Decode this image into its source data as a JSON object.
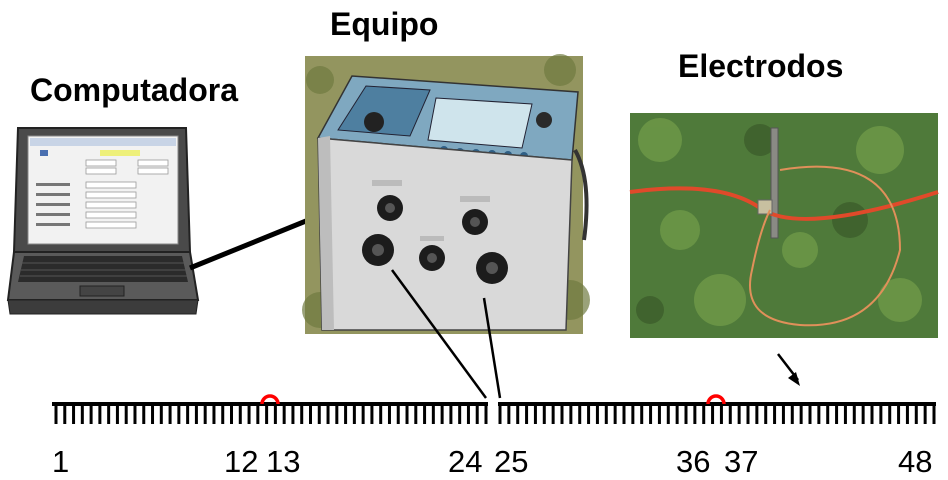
{
  "labels": {
    "equipo": "Equipo",
    "computadora": "Computadora",
    "electrodos": "Electrodos"
  },
  "electrode_numbers": [
    "1",
    "12",
    "13",
    "24",
    "25",
    "36",
    "37",
    "48"
  ],
  "colors": {
    "text": "#000000",
    "highlight": "#ff0000",
    "cable": "#e04a2a"
  },
  "icons": [
    "laptop-icon",
    "resistivity-meter-photo",
    "electrode-photo",
    "arrow-icon"
  ]
}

.....

- [TASK INSTRUCTIONS] Each record must be quoted in full and exactly. Do not include the pictures.

- [FULL SOLUTION]
Decode this image into its source data as a JSON object.
{
  "labels": {
    "equipo": "Equipo",
    "computadora": "Computadora",
    "electrodos": "Electrodos"
  },
  "electrode_numbers": [
    "1",
    "12",
    "13",
    "24",
    "25",
    "36",
    "37",
    "48"
  ],
  "colors": {
    "text": "#000000",
    "highlight": "#ff0000",
    "cable": "#e04a2a"
  },
  "icons": [
    "laptop-icon",
    "resistivity-meter-photo",
    "electrode-photo",
    "arrow-icon"
  ]
}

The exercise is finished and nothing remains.